══ GIVEN ENTRIES ══
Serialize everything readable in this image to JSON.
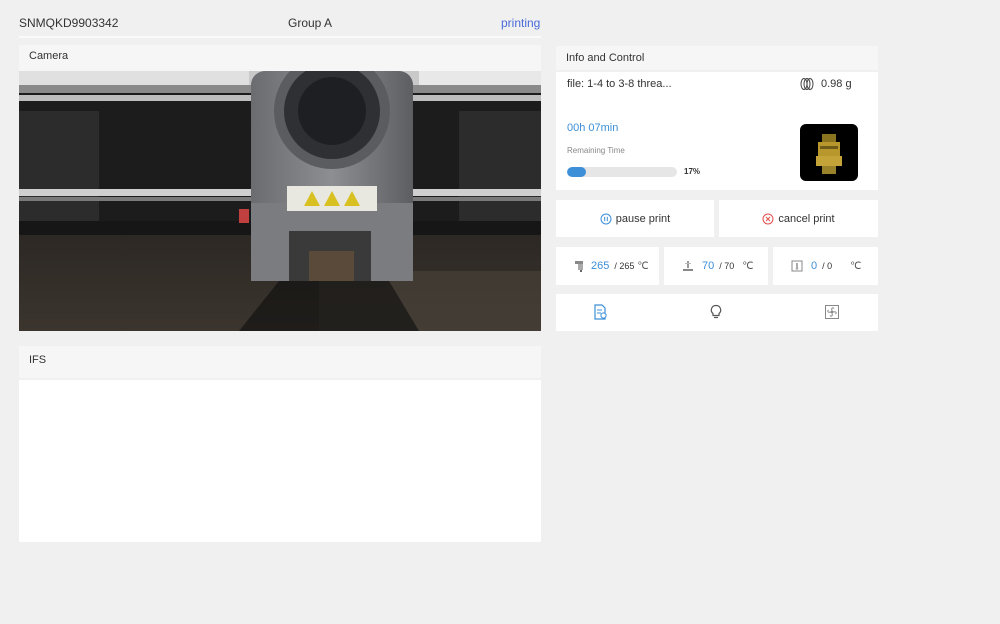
{
  "header": {
    "serial": "SNMQKD9903342",
    "group": "Group A",
    "status": "printing"
  },
  "camera": {
    "title": "Camera",
    "feed_icon": "printer-nozzle-camera-feed"
  },
  "ifs": {
    "title": "IFS"
  },
  "info": {
    "title": "Info and Control",
    "file": "file: 1-4 to 3-8 threa...",
    "weight_icon": "filament-spool-icon",
    "weight": "0.98 g",
    "time": "00h 07min",
    "time_label": "Remaining Time",
    "progress": 17,
    "progress_label": "17%",
    "thumbnail_icon": "model-thumbnail"
  },
  "controls": {
    "pause_label": "pause print",
    "cancel_label": "cancel print",
    "pause_color": "#3d8fd8",
    "cancel_color": "#e05050"
  },
  "temperatures": [
    {
      "icon": "nozzle-icon",
      "current": "265",
      "target": "/ 265",
      "unit": "℃"
    },
    {
      "icon": "bed-icon",
      "current": "70",
      "target": "/ 70",
      "unit": "℃"
    },
    {
      "icon": "chamber-icon",
      "current": "0",
      "target": "/ 0",
      "unit": "℃"
    }
  ],
  "tools": [
    {
      "icon": "file-settings-icon",
      "color": "#3d8fd8"
    },
    {
      "icon": "light-bulb-icon",
      "color": "#555555"
    },
    {
      "icon": "fan-icon",
      "color": "#888888"
    }
  ],
  "colors": {
    "accent": "#3d8fd8",
    "status": "#4a6ad8"
  }
}
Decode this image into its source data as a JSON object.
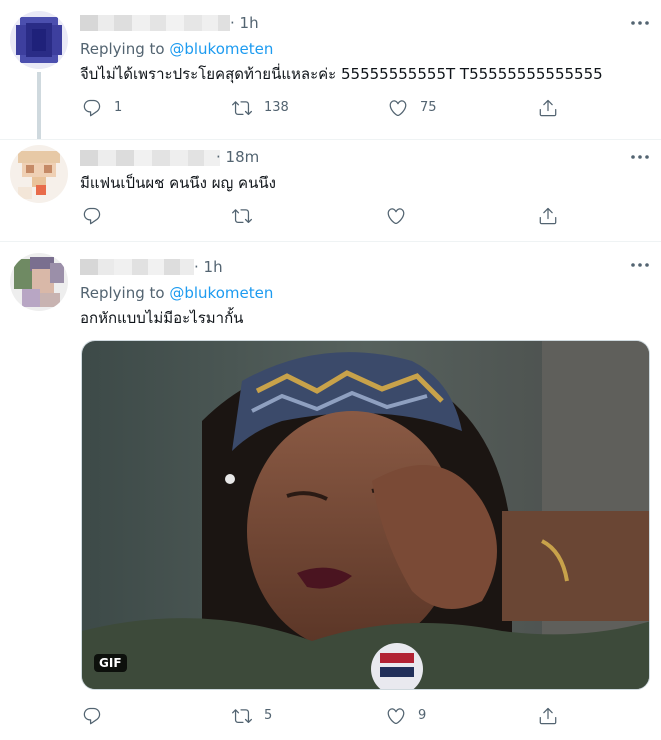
═══
• WHAT IS BEING ASKED:
Reproduce every line exactly and omit all pictures.

• EXERCISE ANSWER:
Serialize everything readable in this image to JSON.
{
  "header": {
    "serial": "SNMQKD9903342",
    "group": "Group A",
    "status": "printing"
  },
  "camera": {
    "title": "Camera",
    "feed_icon": "printer-nozzle-camera-feed"
  },
  "ifs": {
    "title": "IFS"
  },
  "info": {
    "title": "Info and Control",
    "file": "file: 1-4 to 3-8 threa...",
    "weight_icon": "filament-spool-icon",
    "weight": "0.98 g",
    "time": "00h 07min",
    "time_label": "Remaining Time",
    "progress": 17,
    "progress_label": "17%",
    "thumbnail_icon": "model-thumbnail"
  },
  "controls": {
    "pause_label": "pause print",
    "cancel_label": "cancel print",
    "pause_color": "#3d8fd8",
    "cancel_color": "#e05050"
  },
  "temperatures": [
    {
      "icon": "nozzle-icon",
      "current": "265",
      "target": "/ 265",
      "unit": "℃"
    },
    {
      "icon": "bed-icon",
      "current": "70",
      "target": "/ 70",
      "unit": "℃"
    },
    {
      "icon": "chamber-icon",
      "current": "0",
      "target": "/ 0",
      "unit": "℃"
    }
  ],
  "tools": [
    {
      "icon": "file-settings-icon",
      "color": "#3d8fd8"
    },
    {
      "icon": "light-bulb-icon",
      "color": "#555555"
    },
    {
      "icon": "fan-icon",
      "color": "#888888"
    }
  ],
  "colors": {
    "accent": "#3d8fd8",
    "status": "#4a6ad8"
  }
}
Decode this image into its source data as a JSON object.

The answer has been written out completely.